Count the lines in the items below that contain the string "name". Reply with the number only.

Layout annotation data:
※ ※ ※

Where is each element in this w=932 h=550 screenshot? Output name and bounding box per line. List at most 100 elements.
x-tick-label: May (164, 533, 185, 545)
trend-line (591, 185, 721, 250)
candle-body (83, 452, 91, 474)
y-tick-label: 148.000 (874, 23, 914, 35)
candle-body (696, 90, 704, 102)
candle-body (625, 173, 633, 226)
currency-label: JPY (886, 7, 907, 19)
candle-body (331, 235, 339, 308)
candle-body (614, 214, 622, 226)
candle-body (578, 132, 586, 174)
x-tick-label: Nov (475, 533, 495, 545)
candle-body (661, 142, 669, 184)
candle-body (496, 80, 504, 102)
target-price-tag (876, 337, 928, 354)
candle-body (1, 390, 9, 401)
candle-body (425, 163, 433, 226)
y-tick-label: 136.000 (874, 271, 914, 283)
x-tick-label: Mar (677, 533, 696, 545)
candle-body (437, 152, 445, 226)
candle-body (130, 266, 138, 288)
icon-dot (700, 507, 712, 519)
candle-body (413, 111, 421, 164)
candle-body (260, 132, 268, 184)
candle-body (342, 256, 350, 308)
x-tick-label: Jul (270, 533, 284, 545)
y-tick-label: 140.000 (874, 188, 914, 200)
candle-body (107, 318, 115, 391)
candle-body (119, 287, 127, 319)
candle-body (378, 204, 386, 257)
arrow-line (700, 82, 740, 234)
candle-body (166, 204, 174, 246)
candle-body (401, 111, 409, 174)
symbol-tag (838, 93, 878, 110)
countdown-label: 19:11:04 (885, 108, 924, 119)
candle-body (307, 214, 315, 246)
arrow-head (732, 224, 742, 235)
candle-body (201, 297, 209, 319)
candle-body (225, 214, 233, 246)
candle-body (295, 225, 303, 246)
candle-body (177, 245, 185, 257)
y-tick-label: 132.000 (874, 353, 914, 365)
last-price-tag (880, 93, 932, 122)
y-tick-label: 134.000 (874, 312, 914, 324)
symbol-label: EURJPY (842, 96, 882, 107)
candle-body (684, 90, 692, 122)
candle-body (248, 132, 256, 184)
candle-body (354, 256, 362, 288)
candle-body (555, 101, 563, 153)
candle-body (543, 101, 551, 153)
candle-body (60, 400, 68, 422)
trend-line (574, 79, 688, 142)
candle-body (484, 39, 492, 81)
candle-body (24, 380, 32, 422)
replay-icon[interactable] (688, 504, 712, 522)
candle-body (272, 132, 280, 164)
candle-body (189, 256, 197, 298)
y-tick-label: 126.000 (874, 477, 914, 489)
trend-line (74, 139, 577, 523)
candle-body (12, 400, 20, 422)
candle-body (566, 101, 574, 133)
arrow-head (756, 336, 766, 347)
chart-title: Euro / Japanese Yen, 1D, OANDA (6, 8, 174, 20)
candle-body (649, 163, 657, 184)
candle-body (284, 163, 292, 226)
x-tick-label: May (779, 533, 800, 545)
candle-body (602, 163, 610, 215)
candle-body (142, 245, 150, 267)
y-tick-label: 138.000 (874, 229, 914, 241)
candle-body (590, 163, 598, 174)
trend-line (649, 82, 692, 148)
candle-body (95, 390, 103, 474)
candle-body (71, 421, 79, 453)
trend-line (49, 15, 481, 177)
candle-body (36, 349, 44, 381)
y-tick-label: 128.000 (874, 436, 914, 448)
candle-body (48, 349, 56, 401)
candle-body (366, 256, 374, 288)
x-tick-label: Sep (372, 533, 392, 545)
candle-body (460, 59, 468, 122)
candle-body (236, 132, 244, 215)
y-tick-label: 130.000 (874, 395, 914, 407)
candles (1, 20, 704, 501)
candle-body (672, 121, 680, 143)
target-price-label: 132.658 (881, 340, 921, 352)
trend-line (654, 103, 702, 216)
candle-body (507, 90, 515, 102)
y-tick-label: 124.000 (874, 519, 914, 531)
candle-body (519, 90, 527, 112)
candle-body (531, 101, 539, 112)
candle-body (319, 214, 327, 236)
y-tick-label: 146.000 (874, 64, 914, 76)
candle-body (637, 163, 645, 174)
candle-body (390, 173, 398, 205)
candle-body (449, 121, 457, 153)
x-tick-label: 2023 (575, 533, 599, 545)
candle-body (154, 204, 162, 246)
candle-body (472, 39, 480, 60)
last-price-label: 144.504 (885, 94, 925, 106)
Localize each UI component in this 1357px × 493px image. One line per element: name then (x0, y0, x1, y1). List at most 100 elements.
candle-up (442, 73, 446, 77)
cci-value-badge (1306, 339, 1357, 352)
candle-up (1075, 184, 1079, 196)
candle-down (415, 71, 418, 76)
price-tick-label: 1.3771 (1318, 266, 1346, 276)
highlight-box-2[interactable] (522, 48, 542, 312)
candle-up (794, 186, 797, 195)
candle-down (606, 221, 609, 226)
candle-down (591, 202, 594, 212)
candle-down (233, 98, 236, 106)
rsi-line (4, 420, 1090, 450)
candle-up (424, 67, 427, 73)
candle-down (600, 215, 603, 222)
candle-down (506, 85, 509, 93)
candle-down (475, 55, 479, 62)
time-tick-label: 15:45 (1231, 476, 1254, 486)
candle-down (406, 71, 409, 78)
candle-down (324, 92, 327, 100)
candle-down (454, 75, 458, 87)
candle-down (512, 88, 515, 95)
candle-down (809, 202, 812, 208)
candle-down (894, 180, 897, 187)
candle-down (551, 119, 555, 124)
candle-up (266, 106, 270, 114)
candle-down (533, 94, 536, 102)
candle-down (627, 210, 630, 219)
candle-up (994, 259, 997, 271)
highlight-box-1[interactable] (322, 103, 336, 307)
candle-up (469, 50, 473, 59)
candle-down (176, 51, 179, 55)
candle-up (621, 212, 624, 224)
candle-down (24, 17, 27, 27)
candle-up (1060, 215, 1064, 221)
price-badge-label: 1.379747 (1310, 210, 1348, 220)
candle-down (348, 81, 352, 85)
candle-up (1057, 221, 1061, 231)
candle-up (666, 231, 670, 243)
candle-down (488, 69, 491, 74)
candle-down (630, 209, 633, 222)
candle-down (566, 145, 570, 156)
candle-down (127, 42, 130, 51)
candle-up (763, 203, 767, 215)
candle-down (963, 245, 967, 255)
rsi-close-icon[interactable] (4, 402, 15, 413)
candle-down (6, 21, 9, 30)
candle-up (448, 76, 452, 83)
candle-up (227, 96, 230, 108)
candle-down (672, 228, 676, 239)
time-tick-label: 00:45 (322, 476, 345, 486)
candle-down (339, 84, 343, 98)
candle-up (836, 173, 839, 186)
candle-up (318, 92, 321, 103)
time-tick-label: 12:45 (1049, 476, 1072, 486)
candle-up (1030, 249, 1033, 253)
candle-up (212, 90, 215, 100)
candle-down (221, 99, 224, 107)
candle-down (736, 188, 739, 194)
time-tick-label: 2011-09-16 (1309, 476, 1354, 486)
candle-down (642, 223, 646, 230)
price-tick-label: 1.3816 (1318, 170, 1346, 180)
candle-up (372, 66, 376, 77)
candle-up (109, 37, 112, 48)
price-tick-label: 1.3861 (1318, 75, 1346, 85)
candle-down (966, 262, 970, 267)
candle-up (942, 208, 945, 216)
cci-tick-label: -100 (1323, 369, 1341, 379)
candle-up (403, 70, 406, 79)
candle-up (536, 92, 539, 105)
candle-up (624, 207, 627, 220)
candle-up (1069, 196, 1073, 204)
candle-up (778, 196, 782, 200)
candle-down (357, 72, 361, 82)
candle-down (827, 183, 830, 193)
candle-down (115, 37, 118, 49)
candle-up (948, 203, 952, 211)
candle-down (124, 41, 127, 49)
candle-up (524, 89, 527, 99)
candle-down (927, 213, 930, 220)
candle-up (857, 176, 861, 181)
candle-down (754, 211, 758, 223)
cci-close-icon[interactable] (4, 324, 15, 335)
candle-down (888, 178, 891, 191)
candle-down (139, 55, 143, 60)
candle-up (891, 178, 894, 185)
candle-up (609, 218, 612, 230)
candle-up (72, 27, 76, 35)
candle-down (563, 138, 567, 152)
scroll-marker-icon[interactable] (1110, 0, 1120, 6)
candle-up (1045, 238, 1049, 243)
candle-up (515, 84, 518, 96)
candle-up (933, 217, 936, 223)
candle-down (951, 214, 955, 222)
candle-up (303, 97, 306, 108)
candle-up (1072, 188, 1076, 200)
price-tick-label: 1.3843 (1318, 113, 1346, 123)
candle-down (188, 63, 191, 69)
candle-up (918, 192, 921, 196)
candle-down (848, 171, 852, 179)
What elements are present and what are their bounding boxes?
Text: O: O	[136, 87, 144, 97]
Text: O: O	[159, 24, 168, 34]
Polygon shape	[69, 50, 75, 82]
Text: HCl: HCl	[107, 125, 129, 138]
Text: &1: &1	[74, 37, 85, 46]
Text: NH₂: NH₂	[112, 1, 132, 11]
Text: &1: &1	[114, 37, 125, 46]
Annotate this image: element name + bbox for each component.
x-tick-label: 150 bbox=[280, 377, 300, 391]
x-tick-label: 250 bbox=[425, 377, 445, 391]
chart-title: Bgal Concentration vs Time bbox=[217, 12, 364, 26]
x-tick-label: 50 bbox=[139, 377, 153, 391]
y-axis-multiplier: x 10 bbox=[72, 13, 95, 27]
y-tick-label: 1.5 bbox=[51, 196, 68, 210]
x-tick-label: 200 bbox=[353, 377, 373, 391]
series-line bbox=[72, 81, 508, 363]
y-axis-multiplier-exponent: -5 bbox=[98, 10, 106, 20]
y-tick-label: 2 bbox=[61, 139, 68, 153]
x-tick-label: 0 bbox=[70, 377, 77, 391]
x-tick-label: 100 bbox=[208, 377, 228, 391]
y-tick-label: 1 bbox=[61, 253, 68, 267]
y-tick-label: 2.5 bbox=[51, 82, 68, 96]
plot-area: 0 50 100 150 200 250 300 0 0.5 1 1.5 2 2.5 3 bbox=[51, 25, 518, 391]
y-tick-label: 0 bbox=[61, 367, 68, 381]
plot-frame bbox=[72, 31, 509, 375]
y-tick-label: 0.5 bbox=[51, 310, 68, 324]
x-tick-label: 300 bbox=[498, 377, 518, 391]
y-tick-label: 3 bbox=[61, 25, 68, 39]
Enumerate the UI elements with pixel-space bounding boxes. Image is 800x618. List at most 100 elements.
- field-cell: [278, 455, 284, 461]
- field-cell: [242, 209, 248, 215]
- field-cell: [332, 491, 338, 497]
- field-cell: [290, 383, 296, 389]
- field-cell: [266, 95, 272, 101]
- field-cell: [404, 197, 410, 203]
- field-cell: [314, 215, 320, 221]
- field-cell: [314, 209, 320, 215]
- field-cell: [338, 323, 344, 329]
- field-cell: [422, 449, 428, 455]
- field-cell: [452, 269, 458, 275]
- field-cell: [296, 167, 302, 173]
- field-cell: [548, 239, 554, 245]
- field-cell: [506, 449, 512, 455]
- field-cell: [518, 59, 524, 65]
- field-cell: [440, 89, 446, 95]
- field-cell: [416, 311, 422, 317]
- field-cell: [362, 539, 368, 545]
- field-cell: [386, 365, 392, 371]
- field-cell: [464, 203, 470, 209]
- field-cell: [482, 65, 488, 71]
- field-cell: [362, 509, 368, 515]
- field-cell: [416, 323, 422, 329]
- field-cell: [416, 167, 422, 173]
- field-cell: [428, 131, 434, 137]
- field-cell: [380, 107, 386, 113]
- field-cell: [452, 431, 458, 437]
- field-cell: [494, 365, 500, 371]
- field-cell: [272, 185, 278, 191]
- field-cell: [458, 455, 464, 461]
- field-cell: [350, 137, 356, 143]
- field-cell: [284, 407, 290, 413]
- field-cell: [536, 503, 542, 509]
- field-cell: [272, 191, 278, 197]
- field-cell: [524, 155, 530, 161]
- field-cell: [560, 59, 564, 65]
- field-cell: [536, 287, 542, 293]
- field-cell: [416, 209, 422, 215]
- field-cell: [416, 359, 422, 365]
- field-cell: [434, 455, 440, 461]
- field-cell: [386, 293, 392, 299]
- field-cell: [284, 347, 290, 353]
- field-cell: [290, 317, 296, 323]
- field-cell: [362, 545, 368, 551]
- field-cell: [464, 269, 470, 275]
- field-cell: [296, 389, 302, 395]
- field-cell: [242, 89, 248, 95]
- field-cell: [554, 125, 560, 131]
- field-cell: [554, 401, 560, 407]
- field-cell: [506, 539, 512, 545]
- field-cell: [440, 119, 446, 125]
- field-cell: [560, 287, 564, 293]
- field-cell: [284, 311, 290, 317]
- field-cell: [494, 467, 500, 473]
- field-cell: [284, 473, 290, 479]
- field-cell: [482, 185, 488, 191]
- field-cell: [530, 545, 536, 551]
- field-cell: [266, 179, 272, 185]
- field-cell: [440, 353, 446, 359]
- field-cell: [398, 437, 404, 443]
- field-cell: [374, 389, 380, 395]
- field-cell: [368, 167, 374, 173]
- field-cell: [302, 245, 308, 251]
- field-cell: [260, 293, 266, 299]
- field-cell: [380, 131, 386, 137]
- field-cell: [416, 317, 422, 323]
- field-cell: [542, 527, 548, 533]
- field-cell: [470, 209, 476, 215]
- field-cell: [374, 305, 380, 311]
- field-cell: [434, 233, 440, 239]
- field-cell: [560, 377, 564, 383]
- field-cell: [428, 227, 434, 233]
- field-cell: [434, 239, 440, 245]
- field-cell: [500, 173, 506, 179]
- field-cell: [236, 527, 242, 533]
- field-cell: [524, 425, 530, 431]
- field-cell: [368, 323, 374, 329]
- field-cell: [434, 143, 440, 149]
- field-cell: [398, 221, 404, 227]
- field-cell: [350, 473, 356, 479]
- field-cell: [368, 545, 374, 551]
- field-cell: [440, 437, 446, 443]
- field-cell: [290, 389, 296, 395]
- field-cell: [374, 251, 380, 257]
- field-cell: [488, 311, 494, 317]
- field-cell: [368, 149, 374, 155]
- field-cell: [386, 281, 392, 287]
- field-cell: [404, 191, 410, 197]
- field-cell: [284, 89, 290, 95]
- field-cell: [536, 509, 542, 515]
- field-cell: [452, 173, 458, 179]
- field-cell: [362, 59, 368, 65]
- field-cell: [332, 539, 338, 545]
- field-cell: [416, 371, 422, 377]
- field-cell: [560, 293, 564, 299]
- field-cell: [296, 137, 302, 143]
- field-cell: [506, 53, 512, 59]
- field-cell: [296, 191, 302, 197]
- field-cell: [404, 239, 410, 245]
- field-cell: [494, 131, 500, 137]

※ ※ ※

* **Exercise response**: 3